# GIVEN EXERCISE:
Copy the entries from the beginning through the line containing "x-tick-label: 2010 (269, 421, 294, 432)", swapping "x-tick-label" for "x-axis-label" and leaving everything else untouched.

# DATASET EXCERPTS:
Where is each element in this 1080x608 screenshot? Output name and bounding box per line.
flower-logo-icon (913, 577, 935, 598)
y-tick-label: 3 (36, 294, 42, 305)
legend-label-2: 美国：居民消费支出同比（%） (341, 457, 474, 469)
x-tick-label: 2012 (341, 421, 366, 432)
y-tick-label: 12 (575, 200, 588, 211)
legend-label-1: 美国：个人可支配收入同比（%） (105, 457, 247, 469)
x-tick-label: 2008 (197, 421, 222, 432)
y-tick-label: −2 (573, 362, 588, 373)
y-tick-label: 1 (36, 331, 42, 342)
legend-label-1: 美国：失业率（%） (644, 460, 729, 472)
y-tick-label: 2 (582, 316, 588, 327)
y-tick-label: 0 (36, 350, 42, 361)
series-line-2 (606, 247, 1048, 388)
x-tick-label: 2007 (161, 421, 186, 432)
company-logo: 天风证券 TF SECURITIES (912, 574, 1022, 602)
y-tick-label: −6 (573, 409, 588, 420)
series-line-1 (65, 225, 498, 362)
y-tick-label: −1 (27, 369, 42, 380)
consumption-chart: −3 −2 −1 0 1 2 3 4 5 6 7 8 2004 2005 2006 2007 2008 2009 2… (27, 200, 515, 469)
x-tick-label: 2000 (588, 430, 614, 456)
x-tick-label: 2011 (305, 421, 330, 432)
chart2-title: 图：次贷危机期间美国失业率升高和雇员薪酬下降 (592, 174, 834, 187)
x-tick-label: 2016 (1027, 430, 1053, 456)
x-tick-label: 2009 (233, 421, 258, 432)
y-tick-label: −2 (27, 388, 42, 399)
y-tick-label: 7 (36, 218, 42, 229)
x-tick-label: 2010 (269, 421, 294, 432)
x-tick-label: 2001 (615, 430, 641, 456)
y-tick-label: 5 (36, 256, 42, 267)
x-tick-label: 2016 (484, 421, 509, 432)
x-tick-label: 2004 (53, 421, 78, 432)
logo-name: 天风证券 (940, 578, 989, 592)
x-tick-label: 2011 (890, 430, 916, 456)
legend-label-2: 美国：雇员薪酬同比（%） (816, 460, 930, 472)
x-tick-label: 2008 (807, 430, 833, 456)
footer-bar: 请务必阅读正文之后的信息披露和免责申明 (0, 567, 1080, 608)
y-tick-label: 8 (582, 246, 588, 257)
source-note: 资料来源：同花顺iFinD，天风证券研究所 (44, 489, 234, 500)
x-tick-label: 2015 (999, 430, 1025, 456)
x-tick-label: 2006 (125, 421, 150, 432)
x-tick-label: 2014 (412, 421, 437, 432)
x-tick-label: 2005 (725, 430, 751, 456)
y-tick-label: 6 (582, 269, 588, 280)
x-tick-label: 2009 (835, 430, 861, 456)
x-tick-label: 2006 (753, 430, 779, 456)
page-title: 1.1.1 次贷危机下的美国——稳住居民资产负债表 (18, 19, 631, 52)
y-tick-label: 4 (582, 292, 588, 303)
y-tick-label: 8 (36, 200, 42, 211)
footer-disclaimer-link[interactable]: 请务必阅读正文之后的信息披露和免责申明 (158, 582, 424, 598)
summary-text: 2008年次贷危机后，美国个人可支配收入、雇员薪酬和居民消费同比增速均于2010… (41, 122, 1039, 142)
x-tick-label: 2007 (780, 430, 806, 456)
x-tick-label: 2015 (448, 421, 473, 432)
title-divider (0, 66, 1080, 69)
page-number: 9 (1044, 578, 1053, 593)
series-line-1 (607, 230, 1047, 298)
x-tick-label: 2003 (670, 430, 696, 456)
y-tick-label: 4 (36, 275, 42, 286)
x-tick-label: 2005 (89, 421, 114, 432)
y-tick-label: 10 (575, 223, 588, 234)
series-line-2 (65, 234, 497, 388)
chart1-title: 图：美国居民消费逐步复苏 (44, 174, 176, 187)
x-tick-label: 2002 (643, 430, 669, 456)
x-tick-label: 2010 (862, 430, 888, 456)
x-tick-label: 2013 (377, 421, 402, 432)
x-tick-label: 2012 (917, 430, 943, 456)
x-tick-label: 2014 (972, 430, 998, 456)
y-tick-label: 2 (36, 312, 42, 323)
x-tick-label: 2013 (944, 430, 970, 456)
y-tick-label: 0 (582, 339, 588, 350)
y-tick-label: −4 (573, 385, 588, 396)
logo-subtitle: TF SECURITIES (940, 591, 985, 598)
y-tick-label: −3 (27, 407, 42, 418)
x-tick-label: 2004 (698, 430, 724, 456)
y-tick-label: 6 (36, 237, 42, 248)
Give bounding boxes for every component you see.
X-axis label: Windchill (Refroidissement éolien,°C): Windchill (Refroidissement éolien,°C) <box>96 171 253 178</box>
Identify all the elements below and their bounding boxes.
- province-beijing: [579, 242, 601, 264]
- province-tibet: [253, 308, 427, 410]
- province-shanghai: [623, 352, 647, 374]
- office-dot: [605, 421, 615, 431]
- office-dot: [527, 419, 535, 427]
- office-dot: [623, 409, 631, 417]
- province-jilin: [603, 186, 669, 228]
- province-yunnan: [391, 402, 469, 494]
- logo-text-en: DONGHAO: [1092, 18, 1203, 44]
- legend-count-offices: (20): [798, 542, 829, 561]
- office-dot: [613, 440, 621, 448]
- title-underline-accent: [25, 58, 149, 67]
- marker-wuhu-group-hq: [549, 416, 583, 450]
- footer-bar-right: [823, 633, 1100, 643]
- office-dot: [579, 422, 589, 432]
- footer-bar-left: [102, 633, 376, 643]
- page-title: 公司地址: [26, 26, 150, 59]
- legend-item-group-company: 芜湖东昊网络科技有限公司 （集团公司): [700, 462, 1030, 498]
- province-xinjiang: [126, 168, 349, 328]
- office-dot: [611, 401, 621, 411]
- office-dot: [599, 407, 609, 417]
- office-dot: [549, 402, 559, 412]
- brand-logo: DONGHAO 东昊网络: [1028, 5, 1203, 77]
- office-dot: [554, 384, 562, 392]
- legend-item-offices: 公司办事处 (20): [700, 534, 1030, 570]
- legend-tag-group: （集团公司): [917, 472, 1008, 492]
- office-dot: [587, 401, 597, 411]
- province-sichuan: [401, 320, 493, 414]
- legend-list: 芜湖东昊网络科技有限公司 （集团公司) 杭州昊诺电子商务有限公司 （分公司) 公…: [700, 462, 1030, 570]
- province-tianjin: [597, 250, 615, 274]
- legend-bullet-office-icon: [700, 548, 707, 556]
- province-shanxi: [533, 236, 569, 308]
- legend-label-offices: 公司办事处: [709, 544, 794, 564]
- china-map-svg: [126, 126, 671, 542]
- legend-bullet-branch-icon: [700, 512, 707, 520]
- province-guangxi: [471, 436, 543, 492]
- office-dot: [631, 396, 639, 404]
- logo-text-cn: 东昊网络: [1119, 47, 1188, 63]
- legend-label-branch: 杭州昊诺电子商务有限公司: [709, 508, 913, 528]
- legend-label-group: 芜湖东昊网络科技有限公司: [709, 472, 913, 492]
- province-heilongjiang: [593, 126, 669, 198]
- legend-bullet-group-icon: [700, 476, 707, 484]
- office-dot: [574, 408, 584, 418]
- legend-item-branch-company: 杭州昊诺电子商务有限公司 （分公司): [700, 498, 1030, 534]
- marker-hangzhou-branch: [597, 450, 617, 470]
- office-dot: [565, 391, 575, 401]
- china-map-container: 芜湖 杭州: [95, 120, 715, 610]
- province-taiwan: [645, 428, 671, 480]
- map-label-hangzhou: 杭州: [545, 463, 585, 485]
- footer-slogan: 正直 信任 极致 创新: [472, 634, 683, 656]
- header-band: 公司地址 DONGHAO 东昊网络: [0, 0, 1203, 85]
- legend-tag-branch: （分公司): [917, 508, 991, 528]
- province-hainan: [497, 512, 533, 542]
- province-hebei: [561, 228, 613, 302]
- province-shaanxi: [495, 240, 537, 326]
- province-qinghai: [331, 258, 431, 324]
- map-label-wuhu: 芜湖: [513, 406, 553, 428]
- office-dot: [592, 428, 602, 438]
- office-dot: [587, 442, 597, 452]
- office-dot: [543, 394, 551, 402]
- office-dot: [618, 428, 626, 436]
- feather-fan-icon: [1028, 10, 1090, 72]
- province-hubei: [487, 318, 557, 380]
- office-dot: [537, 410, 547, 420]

# RESULT FOR THIS EXERCISE:
Where is each element in this 1080x608 screenshot? Output name and bounding box per line.
flower-logo-icon (913, 577, 935, 598)
y-tick-label: 3 (36, 294, 42, 305)
legend-label-2: 美国：居民消费支出同比（%） (341, 457, 474, 469)
x-axis-label: 2012 (341, 421, 366, 432)
y-tick-label: 12 (575, 200, 588, 211)
legend-label-1: 美国：个人可支配收入同比（%） (105, 457, 247, 469)
x-axis-label: 2008 (197, 421, 222, 432)
y-tick-label: −2 (573, 362, 588, 373)
y-tick-label: 1 (36, 331, 42, 342)
legend-label-1: 美国：失业率（%） (644, 460, 729, 472)
y-tick-label: 2 (582, 316, 588, 327)
y-tick-label: 0 (36, 350, 42, 361)
series-line-2 (606, 247, 1048, 388)
x-axis-label: 2007 (161, 421, 186, 432)
company-logo: 天风证券 TF SECURITIES (912, 574, 1022, 602)
y-tick-label: −6 (573, 409, 588, 420)
series-line-1 (65, 225, 498, 362)
y-tick-label: −1 (27, 369, 42, 380)
consumption-chart: −3 −2 −1 0 1 2 3 4 5 6 7 8 2004 2005 2006 2007 2008 2009 2… (27, 200, 515, 469)
x-axis-label: 2000 (588, 430, 614, 456)
x-axis-label: 2011 (305, 421, 330, 432)
chart2-title: 图：次贷危机期间美国失业率升高和雇员薪酬下降 (592, 174, 834, 187)
x-axis-label: 2016 (1027, 430, 1053, 456)
x-axis-label: 2009 (233, 421, 258, 432)
y-tick-label: −2 (27, 388, 42, 399)
y-tick-label: 7 (36, 218, 42, 229)
x-axis-label: 2010 (269, 421, 294, 432)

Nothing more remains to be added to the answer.